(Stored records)

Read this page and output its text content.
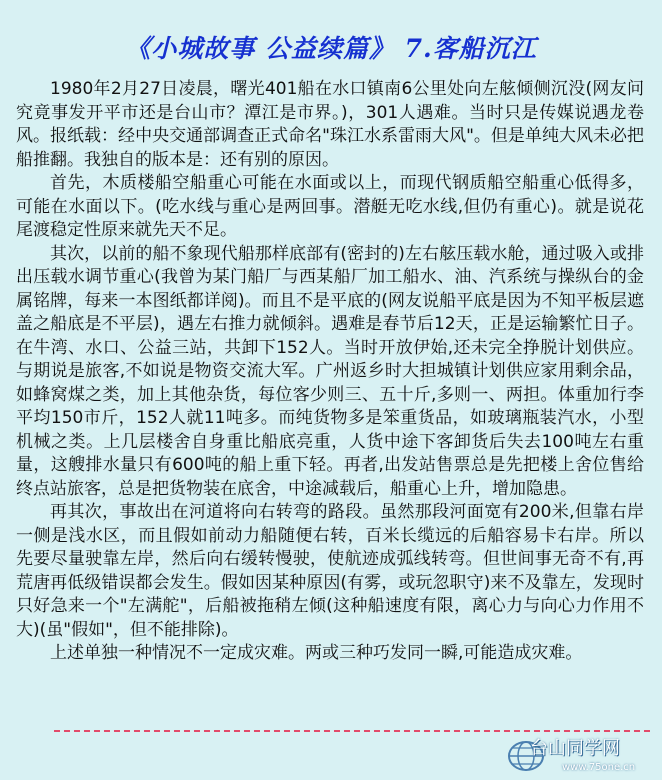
《小城故事 公益续篇》 7.客船沉江

1980年2月27日凌晨，曙光401船在水口镇南6公里处向左舷倾侧沉没(网友问究竟事发开平市还是台山市？潭江是市界。)，301人遇难。当时只是传媒说遇龙卷风。报纸载：经中央交通部调查正式命名"珠江水系雷雨大风"。但是单纯大风未必把船推翻。我独自的版本是：还有别的原因。

首先，木质楼船空船重心可能在水面或以上，而现代钢质船空船重心低得多，可能在水面以下。(吃水线与重心是两回事。潜艇无吃水线,但仍有重心)。就是说花尾渡稳定性原来就先天不足。

其次，以前的船不象现代船那样底部有(密封的)左右舷压载水舱，通过吸入或排出压载水调节重心(我曾为某门船厂与西某船厂加工船水、油、汽系统与操纵台的金属铭牌，每来一本图纸都详阅)。而且不是平底的(网友说船平底是因为不知平板层遮盖之船底是不平层)，遇左右推力就倾斜。遇难是春节后12天，正是运输繁忙日子。在牛湾、水口、公益三站，共卸下152人。当时开放伊始,还未完全挣脱计划供应。与期说是旅客,不如说是物资交流大军。广州返乡时大担城镇计划供应家用剩余品，如蜂窝煤之类，加上其他杂货，每位客少则三、五十斤,多则一、两担。体重加行李平均150市斤，152人就11吨多。而纯货物多是笨重货品，如玻璃瓶装汽水，小型机械之类。上几层楼舍自身重比船底亮重，人货中途下客卸货后失去100吨左右重量，这艘排水量只有600吨的船上重下轻。再者,出发站售票总是先把楼上舍位售给终点站旅客，总是把货物装在底舍，中途减载后，船重心上升，增加隐患。

再其次，事故出在河道将向右转弯的路段。虽然那段河面宽有200米,但靠右岸一侧是浅水区，而且假如前动力船随便右转，百米长缆远的后船容易卡右岸。所以先要尽量驶靠左岸，然后向右缓转慢驶，使航迹成弧线转弯。但世间事无奇不有,再荒唐再低级错误都会发生。假如因某种原因(有雾，或玩忽职守)来不及靠左，发现时只好急来一个"左满舵"，后船被拖稍左倾(这种船速度有限，离心力与向心力作用不大)(虽"假如"，但不能排除)。

上述单独一种情况不一定成灾难。两或三种巧发同一瞬,可能造成灾难。

台山同学网
www.75one.cn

## Stated goal
Copy every entry word for word, but omit the pictures.

## Response
Read this page and output its text content.
《小城故事 公益续篇》 7.客船沉江

1980年2月27日凌晨，曙光401船在水口镇南6公里处向左舷倾侧沉没(网友问究竟事发开平市还是台山市？潭江是市界。)，301人遇难。当时只是传媒说遇龙卷风。报纸载：经中央交通部调查正式命名"珠江水系雷雨大风"。但是单纯大风未必把船推翻。我独自的版本是：还有别的原因。

首先，木质楼船空船重心可能在水面或以上，而现代钢质船空船重心低得多，可能在水面以下。(吃水线与重心是两回事。潜艇无吃水线,但仍有重心)。就是说花尾渡稳定性原来就先天不足。

其次，以前的船不象现代船那样底部有(密封的)左右舷压载水舱，通过吸入或排出压载水调节重心(我曾为某门船厂与西某船厂加工船水、油、汽系统与操纵台的金属铭牌，每来一本图纸都详阅)。而且不是平底的(网友说船平底是因为不知平板层遮盖之船底是不平层)，遇左右推力就倾斜。遇难是春节后12天，正是运输繁忙日子。在牛湾、水口、公益三站，共卸下152人。当时开放伊始,还未完全挣脱计划供应。与期说是旅客,不如说是物资交流大军。广州返乡时大担城镇计划供应家用剩余品，如蜂窝煤之类，加上其他杂货，每位客少则三、五十斤,多则一、两担。体重加行李平均150市斤，152人就11吨多。而纯货物多是笨重货品，如玻璃瓶装汽水，小型机械之类。上几层楼舍自身重比船底亮重，人货中途下客卸货后失去100吨左右重量，这艘排水量只有600吨的船上重下轻。再者,出发站售票总是先把楼上舍位售给终点站旅客，总是把货物装在底舍，中途减载后，船重心上升，增加隐患。

再其次，事故出在河道将向右转弯的路段。虽然那段河面宽有200米,但靠右岸一侧是浅水区，而且假如前动力船随便右转，百米长缆远的后船容易卡右岸。所以先要尽量驶靠左岸，然后向右缓转慢驶，使航迹成弧线转弯。但世间事无奇不有,再荒唐再低级错误都会发生。假如因某种原因(有雾，或玩忽职守)来不及靠左，发现时只好急来一个"左满舵"，后船被拖稍左倾(这种船速度有限，离心力与向心力作用不大)(虽"假如"，但不能排除)。

上述单独一种情况不一定成灾难。两或三种巧发同一瞬,可能造成灾难。

台山同学网
www.75one.cn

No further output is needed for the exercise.